═══ Data entries ═══

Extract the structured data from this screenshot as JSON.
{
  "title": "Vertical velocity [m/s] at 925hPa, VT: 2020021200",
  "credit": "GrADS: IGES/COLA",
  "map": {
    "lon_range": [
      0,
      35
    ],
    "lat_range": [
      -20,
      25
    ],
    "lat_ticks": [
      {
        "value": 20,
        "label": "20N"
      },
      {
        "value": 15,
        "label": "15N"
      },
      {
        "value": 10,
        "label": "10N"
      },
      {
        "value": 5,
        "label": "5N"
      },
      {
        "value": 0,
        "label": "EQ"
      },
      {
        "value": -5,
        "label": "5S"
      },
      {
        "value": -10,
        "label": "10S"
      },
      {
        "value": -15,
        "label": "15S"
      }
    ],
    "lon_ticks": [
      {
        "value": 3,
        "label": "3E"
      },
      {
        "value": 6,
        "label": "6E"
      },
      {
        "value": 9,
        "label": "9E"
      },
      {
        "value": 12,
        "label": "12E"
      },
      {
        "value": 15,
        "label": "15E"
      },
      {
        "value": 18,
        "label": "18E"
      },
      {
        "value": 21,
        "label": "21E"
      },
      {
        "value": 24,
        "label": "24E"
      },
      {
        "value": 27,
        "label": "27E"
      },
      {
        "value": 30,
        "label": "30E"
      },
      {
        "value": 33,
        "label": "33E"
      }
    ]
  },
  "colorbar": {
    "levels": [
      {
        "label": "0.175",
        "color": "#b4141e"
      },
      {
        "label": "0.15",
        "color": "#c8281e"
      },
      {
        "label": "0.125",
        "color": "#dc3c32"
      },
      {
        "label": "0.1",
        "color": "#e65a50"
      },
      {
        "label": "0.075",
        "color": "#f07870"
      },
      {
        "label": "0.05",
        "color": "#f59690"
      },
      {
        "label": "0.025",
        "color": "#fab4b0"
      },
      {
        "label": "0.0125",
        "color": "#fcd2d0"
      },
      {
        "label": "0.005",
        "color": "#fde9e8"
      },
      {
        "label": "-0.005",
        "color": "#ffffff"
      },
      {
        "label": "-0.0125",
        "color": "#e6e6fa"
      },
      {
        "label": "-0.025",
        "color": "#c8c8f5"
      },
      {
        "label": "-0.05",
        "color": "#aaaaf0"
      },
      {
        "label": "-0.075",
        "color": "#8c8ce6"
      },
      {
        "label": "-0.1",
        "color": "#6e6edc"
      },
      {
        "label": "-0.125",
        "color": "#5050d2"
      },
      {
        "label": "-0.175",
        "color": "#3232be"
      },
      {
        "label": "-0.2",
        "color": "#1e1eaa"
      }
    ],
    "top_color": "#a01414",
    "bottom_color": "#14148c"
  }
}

═══

● **Requirements**:
Reproduce each entry from the records above, character for character.

● **Problem solution**:
Extract the structured data from this screenshot as JSON.
{
  "title": "Vertical velocity [m/s] at 925hPa, VT: 2020021200",
  "credit": "GrADS: IGES/COLA",
  "map": {
    "lon_range": [
      0,
      35
    ],
    "lat_range": [
      -20,
      25
    ],
    "lat_ticks": [
      {
        "value": 20,
        "label": "20N"
      },
      {
        "value": 15,
        "label": "15N"
      },
      {
        "value": 10,
        "label": "10N"
      },
      {
        "value": 5,
        "label": "5N"
      },
      {
        "value": 0,
        "label": "EQ"
      },
      {
        "value": -5,
        "label": "5S"
      },
      {
        "value": -10,
        "label": "10S"
      },
      {
        "value": -15,
        "label": "15S"
      }
    ],
    "lon_ticks": [
      {
        "value": 3,
        "label": "3E"
      },
      {
        "value": 6,
        "label": "6E"
      },
      {
        "value": 9,
        "label": "9E"
      },
      {
        "value": 12,
        "label": "12E"
      },
      {
        "value": 15,
        "label": "15E"
      },
      {
        "value": 18,
        "label": "18E"
      },
      {
        "value": 21,
        "label": "21E"
      },
      {
        "value": 24,
        "label": "24E"
      },
      {
        "value": 27,
        "label": "27E"
      },
      {
        "value": 30,
        "label": "30E"
      },
      {
        "value": 33,
        "label": "33E"
      }
    ]
  },
  "colorbar": {
    "levels": [
      {
        "label": "0.175",
        "color": "#b4141e"
      },
      {
        "label": "0.15",
        "color": "#c8281e"
      },
      {
        "label": "0.125",
        "color": "#dc3c32"
      },
      {
        "label": "0.1",
        "color": "#e65a50"
      },
      {
        "label": "0.075",
        "color": "#f07870"
      },
      {
        "label": "0.05",
        "color": "#f59690"
      },
      {
        "label": "0.025",
        "color": "#fab4b0"
      },
      {
        "label": "0.0125",
        "color": "#fcd2d0"
      },
      {
        "label": "0.005",
        "color": "#fde9e8"
      },
      {
        "label": "-0.005",
        "color": "#ffffff"
      },
      {
        "label": "-0.0125",
        "color": "#e6e6fa"
      },
      {
        "label": "-0.025",
        "color": "#c8c8f5"
      },
      {
        "label": "-0.05",
        "color": "#aaaaf0"
      },
      {
        "label": "-0.075",
        "color": "#8c8ce6"
      },
      {
        "label": "-0.1",
        "color": "#6e6edc"
      },
      {
        "label": "-0.125",
        "color": "#5050d2"
      },
      {
        "label": "-0.175",
        "color": "#3232be"
      },
      {
        "label": "-0.2",
        "color": "#1e1eaa"
      }
    ],
    "top_color": "#a01414",
    "bottom_color": "#14148c"
  }
}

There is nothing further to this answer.